**** EXERCISE MATERIAL ****
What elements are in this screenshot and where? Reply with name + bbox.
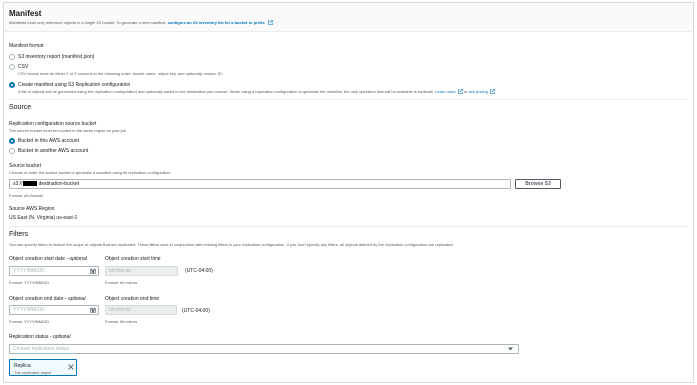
token-label: Replica <box>14 363 31 369</box>
end-date-label: Object creation end date - optional <box>9 296 86 302</box>
token-description: The replicated object <box>14 370 52 375</box>
start-date-input[interactable]: YYYY/MM/DD <box>9 266 99 276</box>
csv-description: CSV format must be either 2 or 3 columns… <box>18 71 223 76</box>
manifest-description: Manifests must only reference objects in… <box>9 20 273 25</box>
end-date-format-hint: Format: YYYY/MM/DD <box>9 319 50 324</box>
start-time-format-hint: Format: hh:mm:ss <box>105 280 138 285</box>
end-timezone: (UTC-04:00) <box>182 308 210 314</box>
start-time-label: Object creation start time <box>105 256 161 262</box>
manifest-format-radio-replication[interactable] <box>9 82 15 88</box>
replica-token: Replica The replicated object <box>9 359 77 376</box>
end-time-format-hint: Format: hh:mm:ss <box>105 319 138 324</box>
manifest-format-label: Manifest format <box>9 43 44 49</box>
filters-title: Filters <box>9 231 29 238</box>
dropdown-caret-icon[interactable] <box>508 347 513 351</box>
external-link-icon[interactable] <box>267 20 273 25</box>
source-bucket-input[interactable]: s3://destination-bucket <box>9 179 511 189</box>
filters-description: You can specify filters to reduce the sc… <box>9 242 454 247</box>
replication-option-description: A list of objects will be generated usin… <box>18 89 495 94</box>
calendar-icon[interactable] <box>90 268 96 274</box>
external-link-icon[interactable] <box>457 89 463 94</box>
start-date-label: Object creation start date - optional <box>9 256 87 262</box>
replication-status-label: Replication status - optional <box>9 334 71 340</box>
external-link-icon[interactable] <box>489 89 495 94</box>
section-divider <box>9 226 688 227</box>
replication-status-select[interactable]: Choose replication status <box>9 344 519 354</box>
source-radio-this-account[interactable] <box>9 138 15 144</box>
manifest-format-option-label[interactable]: Create manifest using S3 Replication con… <box>18 82 130 88</box>
source-title: Source <box>9 104 32 111</box>
manifest-format-radio-csv[interactable] <box>9 64 15 70</box>
manifest-title: Manifest <box>9 9 42 18</box>
end-date-input[interactable]: YYYY/MM/DD <box>9 305 99 315</box>
replication-source-description: The source bucket must be located in the… <box>9 128 128 133</box>
source-region-value: US East (N. Virginia) us-east-1 <box>9 215 78 221</box>
source-bucket-description: Choose or enter the source bucket to gen… <box>9 170 172 175</box>
start-date-format-hint: Format: YYYY/MM/DD <box>9 280 50 285</box>
start-time-input[interactable]: hh:mm:ss <box>105 266 178 276</box>
manifest-format-option-label[interactable]: CSV <box>18 64 28 70</box>
inventory-list-link[interactable]: configure an S3 inventory list for a buc… <box>168 20 265 25</box>
see-pricing-link[interactable]: see pricing <box>468 89 487 94</box>
close-icon[interactable] <box>68 364 74 370</box>
source-radio-another-account[interactable] <box>9 148 15 154</box>
end-time-label: Object creation end time <box>105 296 160 302</box>
start-timezone: (UTC-04:00) <box>185 268 213 274</box>
end-time-input[interactable]: hh:mm:ss <box>105 305 177 315</box>
browse-s3-button[interactable]: Browse S3 <box>515 179 561 189</box>
source-bucket-label: Source bucket <box>9 163 41 169</box>
redacted-text <box>23 181 38 186</box>
section-divider <box>9 99 688 100</box>
manifest-header: Manifest Manifests must only reference o… <box>4 3 693 32</box>
source-option-label[interactable]: Bucket in this AWS account <box>18 138 79 144</box>
replication-source-label: Replication configuration source bucket <box>9 121 97 127</box>
source-region-label: Source AWS Region <box>9 206 55 212</box>
source-option-label[interactable]: Bucket in another AWS account <box>18 148 88 154</box>
calendar-icon[interactable] <box>90 307 96 313</box>
manifest-format-radio-inventory[interactable] <box>9 54 15 60</box>
manifest-settings-panel: Manifest Manifests must only reference o… <box>3 2 694 383</box>
manifest-format-option-label[interactable]: S3 inventory report (manifest.json) <box>18 54 94 60</box>
source-bucket-format-hint: Format: s3://bucket <box>9 193 44 198</box>
learn-more-link[interactable]: Learn more <box>435 89 455 94</box>
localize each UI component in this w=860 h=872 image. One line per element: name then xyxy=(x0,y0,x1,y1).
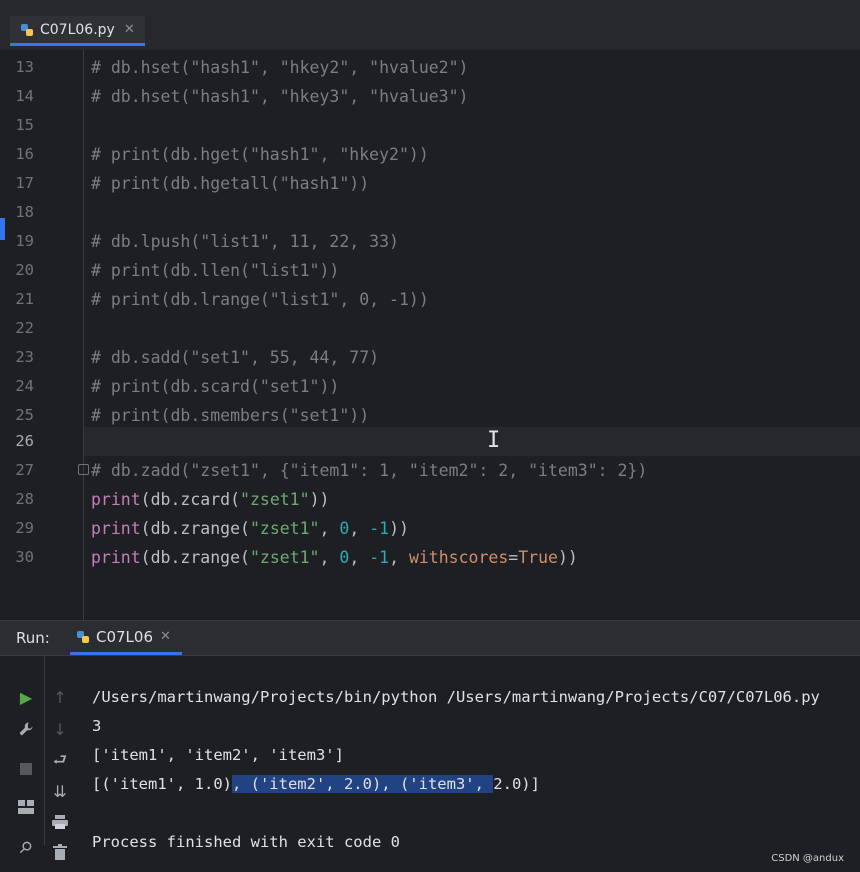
python-file-icon xyxy=(21,23,33,36)
line-number: 16 xyxy=(15,145,34,163)
pin-icon[interactable]: ⚲ xyxy=(9,830,43,864)
code-line: 20 # print(db.llen("list1")) xyxy=(0,256,860,285)
line-number: 25 xyxy=(15,406,34,424)
file-tab[interactable]: C07L06.py ✕ xyxy=(10,16,145,46)
code-line: 25 # print(db.smembers("set1")) xyxy=(0,401,860,430)
toolbar-divider xyxy=(44,655,45,845)
code-line: 18 xyxy=(0,198,860,227)
fold-icon[interactable] xyxy=(78,464,89,475)
line-number: 19 xyxy=(15,232,34,250)
code-text: print(db.zrange("zset1", 0, -1, withscor… xyxy=(91,548,578,567)
code-text: # print(db.llen("list1")) xyxy=(91,261,340,280)
run-tool-window: Run: C07L06 ✕ ▶ ⚲ ↑ ↓ ⮐ ⇊ /Users/martinw… xyxy=(0,620,860,872)
python-run-icon xyxy=(77,630,89,643)
code-line: 13 # db.hset("hash1", "hkey2", "hvalue2"… xyxy=(0,53,860,82)
code-line: 24 # print(db.scard("set1")) xyxy=(0,372,860,401)
close-icon[interactable]: ✕ xyxy=(160,629,171,644)
scroll-to-end-icon[interactable]: ⇊ xyxy=(48,779,72,803)
code-text: # db.lpush("list1", 11, 22, 33) xyxy=(91,232,399,251)
soft-wrap-icon[interactable]: ⮐ xyxy=(48,750,72,774)
down-arrow-icon[interactable]: ↓ xyxy=(48,717,72,741)
line-number: 18 xyxy=(15,203,34,221)
text-selection: , ('item2', 2.0), ('item3', xyxy=(231,775,494,793)
line-number: 17 xyxy=(15,174,34,192)
code-line: 21 # print(db.lrange("list1", 0, -1)) xyxy=(0,285,860,314)
line-number: 23 xyxy=(15,348,34,366)
code-text: print(db.zrange("zset1", 0, -1)) xyxy=(91,519,409,538)
line-number: 15 xyxy=(15,116,34,134)
line-number: 27 xyxy=(15,461,34,479)
line-number: 22 xyxy=(15,319,34,337)
close-icon[interactable]: ✕ xyxy=(124,22,135,37)
line-number: 14 xyxy=(15,87,34,105)
up-arrow-icon[interactable]: ↑ xyxy=(48,685,72,709)
watermark: CSDN @andux xyxy=(771,853,844,864)
run-icon[interactable]: ▶ xyxy=(14,685,38,709)
stop-icon[interactable] xyxy=(14,757,38,781)
console-output-line: ['item1', 'item2', 'item3'] xyxy=(92,746,344,764)
line-number: 24 xyxy=(15,377,34,395)
code-text: # print(db.smembers("set1")) xyxy=(91,406,370,425)
run-config-tab[interactable]: C07L06 ✕ xyxy=(70,621,182,655)
line-number: 28 xyxy=(15,490,34,508)
code-text: # db.hset("hash1", "hkey2", "hvalue2") xyxy=(91,58,469,77)
code-line: 14 # db.hset("hash1", "hkey3", "hvalue3"… xyxy=(0,82,860,111)
run-label: Run: xyxy=(16,629,50,647)
code-text: # print(db.hget("hash1", "hkey2")) xyxy=(91,145,429,164)
console-output-line: [('item1', 1.0), ('item2', 2.0), ('item3… xyxy=(92,775,540,793)
code-line: 28 print(db.zcard("zset1")) xyxy=(0,485,860,514)
code-line: 29 print(db.zrange("zset1", 0, -1)) xyxy=(0,514,860,543)
line-number: 13 xyxy=(15,58,34,76)
code-line-current: 26 xyxy=(0,427,860,456)
run-header: Run: C07L06 ✕ xyxy=(0,621,860,656)
code-text: # db.sadd("set1", 55, 44, 77) xyxy=(91,348,380,367)
console-exit-message: Process finished with exit code 0 xyxy=(92,833,400,851)
trash-icon[interactable] xyxy=(48,840,72,864)
file-tab-label: C07L06.py xyxy=(40,21,115,38)
line-number: 20 xyxy=(15,261,34,279)
code-line: 15 xyxy=(0,111,860,140)
line-number: 30 xyxy=(15,548,34,566)
editor-tab-bar: C07L06.py ✕ xyxy=(0,0,860,51)
text-cursor-icon: I xyxy=(487,428,501,453)
run-toolbar: ▶ ⚲ ↑ ↓ ⮐ ⇊ xyxy=(0,655,80,860)
code-text: # print(db.lrange("list1", 0, -1)) xyxy=(91,290,429,309)
console-command-line: /Users/martinwang/Projects/bin/python /U… xyxy=(92,688,820,706)
run-tab-label: C07L06 xyxy=(96,627,154,646)
code-editor[interactable]: 13 # db.hset("hash1", "hkey2", "hvalue2"… xyxy=(0,50,860,620)
code-line: 19 # db.lpush("list1", 11, 22, 33) xyxy=(0,227,860,256)
layout-icon[interactable] xyxy=(14,795,38,819)
code-line: 30 print(db.zrange("zset1", 0, -1, withs… xyxy=(0,543,860,572)
code-line: 23 # db.sadd("set1", 55, 44, 77) xyxy=(0,343,860,372)
console-output-line: 3 xyxy=(92,717,102,735)
line-number: 21 xyxy=(15,290,34,308)
code-line: 16 # print(db.hget("hash1", "hkey2")) xyxy=(0,140,860,169)
print-icon[interactable] xyxy=(48,810,72,834)
line-number: 26 xyxy=(15,432,34,450)
code-text: print(db.zcard("zset1")) xyxy=(91,490,330,509)
code-text: # db.hset("hash1", "hkey3", "hvalue3") xyxy=(91,87,469,106)
wrench-icon[interactable] xyxy=(14,717,38,741)
line-number: 29 xyxy=(15,519,34,537)
code-text: # print(db.scard("set1")) xyxy=(91,377,340,396)
code-text: # db.zadd("zset1", {"item1": 1, "item2":… xyxy=(91,461,648,480)
code-line: 27 # db.zadd("zset1", {"item1": 1, "item… xyxy=(0,456,860,485)
code-text: # print(db.hgetall("hash1")) xyxy=(91,174,370,193)
code-line: 22 xyxy=(0,314,860,343)
code-line: 17 # print(db.hgetall("hash1")) xyxy=(0,169,860,198)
****
■ **WHAT THE EXERCISE ASKS**
Write out the lines of the data above exactly, starting with the line that contains "token-label: Replica <box>14 363 31 369</box>" and continuing through the line that contains "end-date-format-hint: Format: YYYY/MM/DD", both included.

■ **OUTPUT OF THE TASK**
token-label: Replica <box>14 363 31 369</box>
end-date-label: Object creation end date - optional <box>9 296 86 302</box>
token-description: The replicated object <box>14 370 52 375</box>
start-date-input[interactable]: YYYY/MM/DD <box>9 266 99 276</box>
csv-description: CSV format must be either 2 or 3 columns… <box>18 71 223 76</box>
manifest-description: Manifests must only reference objects in… <box>9 20 273 25</box>
end-date-format-hint: Format: YYYY/MM/DD <box>9 319 50 324</box>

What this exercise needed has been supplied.